What the task asks: Output the material beneath exactly, leaving nothing out.

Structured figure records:
====

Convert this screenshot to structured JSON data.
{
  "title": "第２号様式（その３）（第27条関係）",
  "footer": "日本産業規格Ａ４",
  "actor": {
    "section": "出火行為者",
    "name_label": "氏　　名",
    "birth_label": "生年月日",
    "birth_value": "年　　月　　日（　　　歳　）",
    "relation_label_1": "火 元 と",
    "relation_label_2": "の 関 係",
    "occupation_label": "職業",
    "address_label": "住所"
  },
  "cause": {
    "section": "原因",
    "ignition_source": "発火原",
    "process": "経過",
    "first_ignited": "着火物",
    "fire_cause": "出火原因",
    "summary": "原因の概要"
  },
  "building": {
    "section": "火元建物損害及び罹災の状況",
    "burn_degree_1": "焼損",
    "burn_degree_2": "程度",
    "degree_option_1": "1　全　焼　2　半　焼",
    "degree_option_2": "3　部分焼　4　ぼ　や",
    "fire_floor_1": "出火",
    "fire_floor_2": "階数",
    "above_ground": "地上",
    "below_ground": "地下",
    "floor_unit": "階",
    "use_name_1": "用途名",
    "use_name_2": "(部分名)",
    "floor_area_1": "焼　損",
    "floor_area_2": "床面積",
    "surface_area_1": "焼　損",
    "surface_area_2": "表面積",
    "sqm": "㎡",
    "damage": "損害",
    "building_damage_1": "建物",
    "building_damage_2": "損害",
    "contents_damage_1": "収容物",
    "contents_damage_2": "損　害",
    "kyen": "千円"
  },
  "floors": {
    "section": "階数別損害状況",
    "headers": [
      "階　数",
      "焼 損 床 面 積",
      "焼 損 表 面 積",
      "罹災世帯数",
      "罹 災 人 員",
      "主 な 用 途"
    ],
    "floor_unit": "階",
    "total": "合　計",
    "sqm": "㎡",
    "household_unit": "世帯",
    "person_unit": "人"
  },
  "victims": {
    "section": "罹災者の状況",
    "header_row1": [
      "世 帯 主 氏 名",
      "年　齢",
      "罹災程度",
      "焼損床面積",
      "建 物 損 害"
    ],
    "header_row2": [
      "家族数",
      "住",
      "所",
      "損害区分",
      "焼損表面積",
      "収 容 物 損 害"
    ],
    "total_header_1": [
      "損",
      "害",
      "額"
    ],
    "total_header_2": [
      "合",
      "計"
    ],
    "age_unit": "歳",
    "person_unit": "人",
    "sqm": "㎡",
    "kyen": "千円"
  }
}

====

Finished task:
Convert this screenshot to structured JSON data.
{
  "title": "第２号様式（その３）（第27条関係）",
  "footer": "日本産業規格Ａ４",
  "actor": {
    "section": "出火行為者",
    "name_label": "氏　　名",
    "birth_label": "生年月日",
    "birth_value": "年　　月　　日（　　　歳　）",
    "relation_label_1": "火 元 と",
    "relation_label_2": "の 関 係",
    "occupation_label": "職業",
    "address_label": "住所"
  },
  "cause": {
    "section": "原因",
    "ignition_source": "発火原",
    "process": "経過",
    "first_ignited": "着火物",
    "fire_cause": "出火原因",
    "summary": "原因の概要"
  },
  "building": {
    "section": "火元建物損害及び罹災の状況",
    "burn_degree_1": "焼損",
    "burn_degree_2": "程度",
    "degree_option_1": "1　全　焼　2　半　焼",
    "degree_option_2": "3　部分焼　4　ぼ　や",
    "fire_floor_1": "出火",
    "fire_floor_2": "階数",
    "above_ground": "地上",
    "below_ground": "地下",
    "floor_unit": "階",
    "use_name_1": "用途名",
    "use_name_2": "(部分名)",
    "floor_area_1": "焼　損",
    "floor_area_2": "床面積",
    "surface_area_1": "焼　損",
    "surface_area_2": "表面積",
    "sqm": "㎡",
    "damage": "損害",
    "building_damage_1": "建物",
    "building_damage_2": "損害",
    "contents_damage_1": "収容物",
    "contents_damage_2": "損　害",
    "kyen": "千円"
  },
  "floors": {
    "section": "階数別損害状況",
    "headers": [
      "階　数",
      "焼 損 床 面 積",
      "焼 損 表 面 積",
      "罹災世帯数",
      "罹 災 人 員",
      "主 な 用 途"
    ],
    "floor_unit": "階",
    "total": "合　計",
    "sqm": "㎡",
    "household_unit": "世帯",
    "person_unit": "人"
  },
  "victims": {
    "section": "罹災者の状況",
    "header_row1": [
      "世 帯 主 氏 名",
      "年　齢",
      "罹災程度",
      "焼損床面積",
      "建 物 損 害"
    ],
    "header_row2": [
      "家族数",
      "住",
      "所",
      "損害区分",
      "焼損表面積",
      "収 容 物 損 害"
    ],
    "total_header_1": [
      "損",
      "害",
      "額"
    ],
    "total_header_2": [
      "合",
      "計"
    ],
    "age_unit": "歳",
    "person_unit": "人",
    "sqm": "㎡",
    "kyen": "千円"
  }
}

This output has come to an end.